La Faillite Haïtienne : Une Analyse Acerbe, Documentée et Sans Concessions*
Introduction : L’impasse haïtienne n’est pas un mystère — elle est un système
Depuis plus de deux siècles, Haïti offre au monde un cas d’étude unique :
Une société convaincue que son déclin est causé entièrement de l’extérieur, alors qu’elle produit elle-même, jour après jour, les conditions de son effondrement.
Les discours publics, les réseaux sociaux, les élites politiques, et même certains intellectuels participent à un même mécanisme :
Mythification du passé,
victimisation perpétuelle,
Refus de la responsabilité historique,
Incapacité à produire des structures fonctionnelles,
Compensation narcissique par l’exceptionnalisme rhétorique.
Ce texte examine ce mécanisme avec l’exactitude froide que nécessite toute analyse sérieuse.
I. L’illusion d’une grandeur imaginaire : une pathologie collective
La première erreur structurelle consiste à croire que le prestige révolutionnaire de 1804 confère une immunité historique, morale, ou politique.
*C’est faux.*
Aucune société moderne ne se maintient grâce à un événement fondateur fossilisé.

Tâches à accomplir:
**a)** D'après le texte sur Haïti, en quoi consiste la première erreur structurelle ?
**b)** Mettez à jour le passage du texte sur Haïti qui commence aux mots « I. L’illusion d’une » et se termine après « morale, ou politique. » en y remplaçant « pathologie collective » par « névrose collective ».

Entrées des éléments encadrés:
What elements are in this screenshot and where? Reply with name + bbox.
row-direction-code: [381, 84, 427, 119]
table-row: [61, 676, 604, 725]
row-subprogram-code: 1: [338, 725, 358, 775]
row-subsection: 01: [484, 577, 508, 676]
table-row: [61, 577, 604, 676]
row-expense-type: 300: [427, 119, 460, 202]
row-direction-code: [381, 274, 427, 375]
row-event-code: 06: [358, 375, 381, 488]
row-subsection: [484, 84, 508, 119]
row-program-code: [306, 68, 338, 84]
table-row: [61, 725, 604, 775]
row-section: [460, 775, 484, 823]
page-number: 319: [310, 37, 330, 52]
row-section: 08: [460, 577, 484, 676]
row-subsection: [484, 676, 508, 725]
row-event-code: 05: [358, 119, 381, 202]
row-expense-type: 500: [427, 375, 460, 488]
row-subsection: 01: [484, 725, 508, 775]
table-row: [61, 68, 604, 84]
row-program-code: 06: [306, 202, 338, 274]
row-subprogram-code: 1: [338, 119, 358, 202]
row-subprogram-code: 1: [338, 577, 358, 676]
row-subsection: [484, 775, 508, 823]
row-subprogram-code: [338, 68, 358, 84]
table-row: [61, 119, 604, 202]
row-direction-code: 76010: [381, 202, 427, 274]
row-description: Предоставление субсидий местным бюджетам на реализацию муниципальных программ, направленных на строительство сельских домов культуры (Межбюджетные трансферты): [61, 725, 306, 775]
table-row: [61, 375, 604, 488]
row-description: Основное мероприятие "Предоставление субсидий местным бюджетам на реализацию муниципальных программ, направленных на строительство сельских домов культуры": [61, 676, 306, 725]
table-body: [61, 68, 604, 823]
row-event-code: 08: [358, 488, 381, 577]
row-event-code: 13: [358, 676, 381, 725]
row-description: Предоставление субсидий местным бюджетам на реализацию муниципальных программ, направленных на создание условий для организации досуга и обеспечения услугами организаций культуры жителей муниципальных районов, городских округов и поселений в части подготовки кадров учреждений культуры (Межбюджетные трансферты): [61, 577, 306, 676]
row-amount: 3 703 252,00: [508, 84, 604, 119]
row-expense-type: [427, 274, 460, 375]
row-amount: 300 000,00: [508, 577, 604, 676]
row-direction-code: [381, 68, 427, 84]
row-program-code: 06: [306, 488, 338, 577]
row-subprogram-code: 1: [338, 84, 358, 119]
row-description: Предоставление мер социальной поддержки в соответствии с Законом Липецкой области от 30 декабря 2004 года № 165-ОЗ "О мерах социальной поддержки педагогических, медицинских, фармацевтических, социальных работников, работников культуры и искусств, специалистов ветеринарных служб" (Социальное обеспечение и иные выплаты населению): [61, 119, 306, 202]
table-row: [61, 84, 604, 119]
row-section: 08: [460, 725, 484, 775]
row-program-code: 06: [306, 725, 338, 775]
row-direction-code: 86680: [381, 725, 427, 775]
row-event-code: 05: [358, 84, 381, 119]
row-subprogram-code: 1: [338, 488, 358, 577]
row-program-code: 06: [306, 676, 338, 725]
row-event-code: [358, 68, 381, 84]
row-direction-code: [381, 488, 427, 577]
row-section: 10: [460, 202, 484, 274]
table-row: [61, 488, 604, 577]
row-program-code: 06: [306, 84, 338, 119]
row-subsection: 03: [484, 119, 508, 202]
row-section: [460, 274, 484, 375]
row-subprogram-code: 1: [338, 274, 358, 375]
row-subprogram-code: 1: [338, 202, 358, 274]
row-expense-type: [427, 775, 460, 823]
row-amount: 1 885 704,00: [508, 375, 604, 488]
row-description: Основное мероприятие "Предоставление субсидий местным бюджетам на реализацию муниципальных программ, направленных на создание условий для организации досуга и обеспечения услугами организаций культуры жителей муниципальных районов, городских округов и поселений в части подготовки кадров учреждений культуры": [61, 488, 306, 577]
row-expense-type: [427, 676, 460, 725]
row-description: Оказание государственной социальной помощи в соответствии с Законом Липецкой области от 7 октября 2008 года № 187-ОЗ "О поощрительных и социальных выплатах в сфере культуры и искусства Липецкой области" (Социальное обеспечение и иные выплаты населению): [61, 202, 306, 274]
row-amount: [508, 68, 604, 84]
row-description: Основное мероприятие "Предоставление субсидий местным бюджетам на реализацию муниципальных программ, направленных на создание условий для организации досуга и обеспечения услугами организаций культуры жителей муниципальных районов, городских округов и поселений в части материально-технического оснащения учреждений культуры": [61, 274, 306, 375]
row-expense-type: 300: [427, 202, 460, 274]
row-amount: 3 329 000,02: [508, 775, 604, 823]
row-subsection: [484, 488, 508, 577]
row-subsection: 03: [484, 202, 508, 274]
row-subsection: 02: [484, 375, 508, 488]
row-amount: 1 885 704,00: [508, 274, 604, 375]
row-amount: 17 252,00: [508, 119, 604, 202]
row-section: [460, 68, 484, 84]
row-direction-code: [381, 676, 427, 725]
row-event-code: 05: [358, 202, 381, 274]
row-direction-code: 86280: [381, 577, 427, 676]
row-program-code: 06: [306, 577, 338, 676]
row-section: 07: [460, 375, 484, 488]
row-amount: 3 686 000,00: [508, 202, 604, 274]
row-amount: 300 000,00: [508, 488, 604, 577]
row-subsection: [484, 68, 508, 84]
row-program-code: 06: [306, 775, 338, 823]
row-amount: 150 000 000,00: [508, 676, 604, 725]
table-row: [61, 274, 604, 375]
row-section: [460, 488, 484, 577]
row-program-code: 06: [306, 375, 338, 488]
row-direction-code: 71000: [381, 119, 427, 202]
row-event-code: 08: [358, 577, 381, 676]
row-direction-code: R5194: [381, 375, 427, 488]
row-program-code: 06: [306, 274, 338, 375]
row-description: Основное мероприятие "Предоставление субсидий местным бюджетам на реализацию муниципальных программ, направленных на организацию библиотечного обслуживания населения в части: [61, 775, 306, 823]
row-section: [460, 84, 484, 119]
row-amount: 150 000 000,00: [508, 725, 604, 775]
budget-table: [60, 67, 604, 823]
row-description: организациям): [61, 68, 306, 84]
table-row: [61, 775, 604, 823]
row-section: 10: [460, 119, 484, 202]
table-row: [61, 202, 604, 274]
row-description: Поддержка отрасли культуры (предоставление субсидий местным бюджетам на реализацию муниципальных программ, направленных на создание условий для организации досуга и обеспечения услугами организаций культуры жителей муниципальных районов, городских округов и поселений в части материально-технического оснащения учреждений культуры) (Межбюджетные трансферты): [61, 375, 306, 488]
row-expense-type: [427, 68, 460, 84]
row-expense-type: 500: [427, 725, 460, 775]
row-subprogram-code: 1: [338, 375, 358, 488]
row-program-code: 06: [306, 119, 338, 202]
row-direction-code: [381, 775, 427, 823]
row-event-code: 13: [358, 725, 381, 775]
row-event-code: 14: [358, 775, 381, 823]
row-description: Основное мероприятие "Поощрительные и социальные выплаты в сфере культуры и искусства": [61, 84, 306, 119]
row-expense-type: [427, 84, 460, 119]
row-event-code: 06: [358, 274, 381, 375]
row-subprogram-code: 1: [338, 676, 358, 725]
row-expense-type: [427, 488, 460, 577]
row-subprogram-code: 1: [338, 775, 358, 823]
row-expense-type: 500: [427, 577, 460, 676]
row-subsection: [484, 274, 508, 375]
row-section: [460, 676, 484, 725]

Résultats attendus:
**a)** Elle consiste à croire que le prestige révolutionnaire de 1804 confère une immunité historique, morale, ou politique.

**b)**
I. L’illusion d’une grandeur imaginaire : une névrose collective
La première erreur structurelle consiste à croire que le prestige révolutionnaire de 1804 confère une immunité historique, morale, ou politique.